(Data entries)
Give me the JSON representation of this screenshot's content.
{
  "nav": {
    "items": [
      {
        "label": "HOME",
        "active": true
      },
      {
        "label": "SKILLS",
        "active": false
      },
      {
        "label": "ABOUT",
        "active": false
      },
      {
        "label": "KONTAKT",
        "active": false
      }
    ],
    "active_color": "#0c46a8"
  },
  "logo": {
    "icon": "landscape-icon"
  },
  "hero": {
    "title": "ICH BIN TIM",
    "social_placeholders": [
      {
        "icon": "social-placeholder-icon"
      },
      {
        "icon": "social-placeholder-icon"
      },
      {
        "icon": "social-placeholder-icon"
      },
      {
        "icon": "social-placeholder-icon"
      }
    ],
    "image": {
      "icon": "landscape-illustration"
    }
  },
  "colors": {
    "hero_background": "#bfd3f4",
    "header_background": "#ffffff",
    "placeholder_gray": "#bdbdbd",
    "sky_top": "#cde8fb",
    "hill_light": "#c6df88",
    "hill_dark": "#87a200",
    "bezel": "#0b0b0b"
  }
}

## YOUR TASK
Every entry above should be retyped exactly as shown.

## ANSWER BELOW
Give me the JSON representation of this screenshot's content.
{
  "nav": {
    "items": [
      {
        "label": "HOME",
        "active": true
      },
      {
        "label": "SKILLS",
        "active": false
      },
      {
        "label": "ABOUT",
        "active": false
      },
      {
        "label": "KONTAKT",
        "active": false
      }
    ],
    "active_color": "#0c46a8"
  },
  "logo": {
    "icon": "landscape-icon"
  },
  "hero": {
    "title": "ICH BIN TIM",
    "social_placeholders": [
      {
        "icon": "social-placeholder-icon"
      },
      {
        "icon": "social-placeholder-icon"
      },
      {
        "icon": "social-placeholder-icon"
      },
      {
        "icon": "social-placeholder-icon"
      }
    ],
    "image": {
      "icon": "landscape-illustration"
    }
  },
  "colors": {
    "hero_background": "#bfd3f4",
    "header_background": "#ffffff",
    "placeholder_gray": "#bdbdbd",
    "sky_top": "#cde8fb",
    "hill_light": "#c6df88",
    "hill_dark": "#87a200",
    "bezel": "#0b0b0b"
  }
}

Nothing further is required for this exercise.